Assignment: For every record that follows, transcribe the text exactly and leave any image out.

Data provided:
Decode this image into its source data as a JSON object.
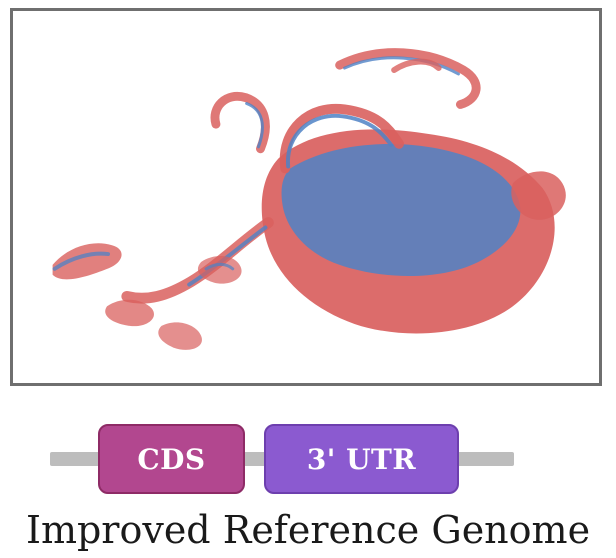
{
  "scatter": {
    "colors": {
      "red": "#d9605e",
      "blue": "#4f82c5"
    }
  },
  "gene_track": {
    "cds_label": "CDS",
    "utr_label": "3' UTR",
    "cds_color": "#b2478f",
    "utr_color": "#8b5ad0",
    "line_color": "#bdbdbd"
  },
  "caption": "Improved Reference Genome"
}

Solution to the problem:
Decode this image into its source data as a JSON object.
{
  "scatter": {
    "colors": {
      "red": "#d9605e",
      "blue": "#4f82c5"
    }
  },
  "gene_track": {
    "cds_label": "CDS",
    "utr_label": "3' UTR",
    "cds_color": "#b2478f",
    "utr_color": "#8b5ad0",
    "line_color": "#bdbdbd"
  },
  "caption": "Improved Reference Genome"
}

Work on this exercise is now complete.